◆ **WRITTEN REQUEST**:
Please give the listing again in its entirety, exactly as written.

◆ **TASK INPUT**:
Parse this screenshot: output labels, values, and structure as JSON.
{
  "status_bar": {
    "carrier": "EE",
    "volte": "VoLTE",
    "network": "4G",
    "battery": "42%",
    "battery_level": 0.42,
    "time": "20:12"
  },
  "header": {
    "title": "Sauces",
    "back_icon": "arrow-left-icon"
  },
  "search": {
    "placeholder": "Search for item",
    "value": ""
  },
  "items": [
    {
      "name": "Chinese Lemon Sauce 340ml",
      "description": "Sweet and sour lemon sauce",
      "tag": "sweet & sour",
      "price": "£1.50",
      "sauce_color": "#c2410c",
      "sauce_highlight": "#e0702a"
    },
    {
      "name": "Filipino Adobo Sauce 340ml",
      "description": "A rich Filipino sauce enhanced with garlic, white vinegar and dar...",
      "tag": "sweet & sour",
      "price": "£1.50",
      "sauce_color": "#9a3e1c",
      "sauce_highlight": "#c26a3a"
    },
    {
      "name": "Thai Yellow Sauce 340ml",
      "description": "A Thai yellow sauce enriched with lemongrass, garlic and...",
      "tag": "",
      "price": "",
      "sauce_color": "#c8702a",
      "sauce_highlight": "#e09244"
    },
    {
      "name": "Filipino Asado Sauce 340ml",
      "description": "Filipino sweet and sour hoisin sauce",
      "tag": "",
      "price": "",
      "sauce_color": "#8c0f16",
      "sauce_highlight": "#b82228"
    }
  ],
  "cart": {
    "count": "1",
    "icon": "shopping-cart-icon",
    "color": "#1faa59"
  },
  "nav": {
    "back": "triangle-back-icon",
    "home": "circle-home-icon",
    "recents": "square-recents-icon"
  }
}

◆ **CORRECT RESPONSE**:
Parse this screenshot: output labels, values, and structure as JSON.
{
  "status_bar": {
    "carrier": "EE",
    "volte": "VoLTE",
    "network": "4G",
    "battery": "42%",
    "battery_level": 0.42,
    "time": "20:12"
  },
  "header": {
    "title": "Sauces",
    "back_icon": "arrow-left-icon"
  },
  "search": {
    "placeholder": "Search for item",
    "value": ""
  },
  "items": [
    {
      "name": "Chinese Lemon Sauce 340ml",
      "description": "Sweet and sour lemon sauce",
      "tag": "sweet & sour",
      "price": "£1.50",
      "sauce_color": "#c2410c",
      "sauce_highlight": "#e0702a"
    },
    {
      "name": "Filipino Adobo Sauce 340ml",
      "description": "A rich Filipino sauce enhanced with garlic, white vinegar and dar...",
      "tag": "sweet & sour",
      "price": "£1.50",
      "sauce_color": "#9a3e1c",
      "sauce_highlight": "#c26a3a"
    },
    {
      "name": "Thai Yellow Sauce 340ml",
      "description": "A Thai yellow sauce enriched with lemongrass, garlic and...",
      "tag": "",
      "price": "",
      "sauce_color": "#c8702a",
      "sauce_highlight": "#e09244"
    },
    {
      "name": "Filipino Asado Sauce 340ml",
      "description": "Filipino sweet and sour hoisin sauce",
      "tag": "",
      "price": "",
      "sauce_color": "#8c0f16",
      "sauce_highlight": "#b82228"
    }
  ],
  "cart": {
    "count": "1",
    "icon": "shopping-cart-icon",
    "color": "#1faa59"
  },
  "nav": {
    "back": "triangle-back-icon",
    "home": "circle-home-icon",
    "recents": "square-recents-icon"
  }
}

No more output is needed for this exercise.